» SHORT TASK
Pick out all lines of the entries that include the word "HIGH" and copy them.

» DATA SHOWN

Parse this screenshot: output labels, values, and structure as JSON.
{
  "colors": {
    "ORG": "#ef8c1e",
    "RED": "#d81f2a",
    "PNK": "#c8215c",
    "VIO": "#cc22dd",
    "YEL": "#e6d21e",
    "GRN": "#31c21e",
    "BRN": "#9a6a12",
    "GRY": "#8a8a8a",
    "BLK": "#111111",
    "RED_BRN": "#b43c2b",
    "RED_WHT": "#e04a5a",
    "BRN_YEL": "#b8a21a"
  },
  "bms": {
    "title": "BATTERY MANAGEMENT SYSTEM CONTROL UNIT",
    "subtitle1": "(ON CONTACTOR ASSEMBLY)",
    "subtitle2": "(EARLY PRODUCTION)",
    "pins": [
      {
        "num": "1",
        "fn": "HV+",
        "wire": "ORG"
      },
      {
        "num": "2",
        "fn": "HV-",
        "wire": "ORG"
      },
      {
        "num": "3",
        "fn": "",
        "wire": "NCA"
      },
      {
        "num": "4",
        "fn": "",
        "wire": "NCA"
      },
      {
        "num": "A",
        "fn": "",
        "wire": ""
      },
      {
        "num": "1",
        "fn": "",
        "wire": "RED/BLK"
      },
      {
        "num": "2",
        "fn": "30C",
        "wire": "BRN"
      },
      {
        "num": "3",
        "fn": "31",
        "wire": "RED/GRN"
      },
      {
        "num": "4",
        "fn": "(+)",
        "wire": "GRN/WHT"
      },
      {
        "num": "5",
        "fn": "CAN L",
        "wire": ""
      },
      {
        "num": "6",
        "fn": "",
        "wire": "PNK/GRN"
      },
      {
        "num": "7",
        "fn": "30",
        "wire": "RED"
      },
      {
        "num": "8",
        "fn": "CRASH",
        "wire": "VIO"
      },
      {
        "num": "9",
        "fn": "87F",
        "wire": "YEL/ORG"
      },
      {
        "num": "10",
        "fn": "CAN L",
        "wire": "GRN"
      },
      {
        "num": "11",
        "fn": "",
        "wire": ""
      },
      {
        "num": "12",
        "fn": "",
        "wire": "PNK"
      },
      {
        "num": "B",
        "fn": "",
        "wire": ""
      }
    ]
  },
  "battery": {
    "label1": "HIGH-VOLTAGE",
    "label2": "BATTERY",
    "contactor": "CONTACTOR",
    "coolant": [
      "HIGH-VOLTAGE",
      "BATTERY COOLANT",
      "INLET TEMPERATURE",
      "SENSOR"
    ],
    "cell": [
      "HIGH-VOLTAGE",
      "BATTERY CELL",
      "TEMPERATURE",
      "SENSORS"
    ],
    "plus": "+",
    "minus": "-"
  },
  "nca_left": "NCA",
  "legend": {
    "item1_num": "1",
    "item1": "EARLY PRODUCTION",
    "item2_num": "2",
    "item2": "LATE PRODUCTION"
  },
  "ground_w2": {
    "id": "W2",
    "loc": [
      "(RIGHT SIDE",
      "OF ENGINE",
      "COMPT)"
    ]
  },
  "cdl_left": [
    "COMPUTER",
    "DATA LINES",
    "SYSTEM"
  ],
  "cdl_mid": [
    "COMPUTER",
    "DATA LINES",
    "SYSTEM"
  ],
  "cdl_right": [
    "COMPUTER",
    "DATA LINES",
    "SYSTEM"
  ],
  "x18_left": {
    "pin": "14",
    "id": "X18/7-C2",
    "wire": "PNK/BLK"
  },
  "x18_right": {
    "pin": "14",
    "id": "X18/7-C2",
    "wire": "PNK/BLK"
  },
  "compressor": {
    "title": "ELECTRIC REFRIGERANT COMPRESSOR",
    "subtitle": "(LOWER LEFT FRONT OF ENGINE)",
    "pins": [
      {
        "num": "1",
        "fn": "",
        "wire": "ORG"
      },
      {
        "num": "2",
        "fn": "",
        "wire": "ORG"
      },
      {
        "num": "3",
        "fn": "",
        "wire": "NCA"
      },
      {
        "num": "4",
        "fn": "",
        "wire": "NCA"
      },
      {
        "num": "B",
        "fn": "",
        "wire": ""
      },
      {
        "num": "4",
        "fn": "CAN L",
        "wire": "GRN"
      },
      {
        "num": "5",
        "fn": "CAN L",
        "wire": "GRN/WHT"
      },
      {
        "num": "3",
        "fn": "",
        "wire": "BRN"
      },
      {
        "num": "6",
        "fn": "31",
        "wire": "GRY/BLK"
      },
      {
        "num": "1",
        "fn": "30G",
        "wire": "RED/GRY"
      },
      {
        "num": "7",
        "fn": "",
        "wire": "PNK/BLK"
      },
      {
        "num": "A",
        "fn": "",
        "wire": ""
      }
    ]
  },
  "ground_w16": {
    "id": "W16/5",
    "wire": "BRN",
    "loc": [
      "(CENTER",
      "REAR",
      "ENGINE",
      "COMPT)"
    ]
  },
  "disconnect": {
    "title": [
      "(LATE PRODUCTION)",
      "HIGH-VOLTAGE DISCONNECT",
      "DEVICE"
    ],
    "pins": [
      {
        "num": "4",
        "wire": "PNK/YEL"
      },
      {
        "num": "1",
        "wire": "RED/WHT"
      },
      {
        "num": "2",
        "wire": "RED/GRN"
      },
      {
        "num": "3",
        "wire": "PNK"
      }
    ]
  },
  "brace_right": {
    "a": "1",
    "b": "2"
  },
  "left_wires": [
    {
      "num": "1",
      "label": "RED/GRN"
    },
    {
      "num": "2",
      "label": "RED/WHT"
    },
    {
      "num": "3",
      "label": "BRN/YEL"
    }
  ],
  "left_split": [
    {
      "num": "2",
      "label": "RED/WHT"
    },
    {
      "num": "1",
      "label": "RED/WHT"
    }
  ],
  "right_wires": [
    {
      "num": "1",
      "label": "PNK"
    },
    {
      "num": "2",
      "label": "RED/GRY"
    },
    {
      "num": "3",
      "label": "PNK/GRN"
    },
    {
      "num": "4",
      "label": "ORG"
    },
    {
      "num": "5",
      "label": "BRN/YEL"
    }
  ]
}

» FULL RESPONSE
    "label1": "HIGH-VOLTAGE",
      "HIGH-VOLTAGE",
      "HIGH-VOLTAGE",
      "HIGH-VOLTAGE DISCONNECT",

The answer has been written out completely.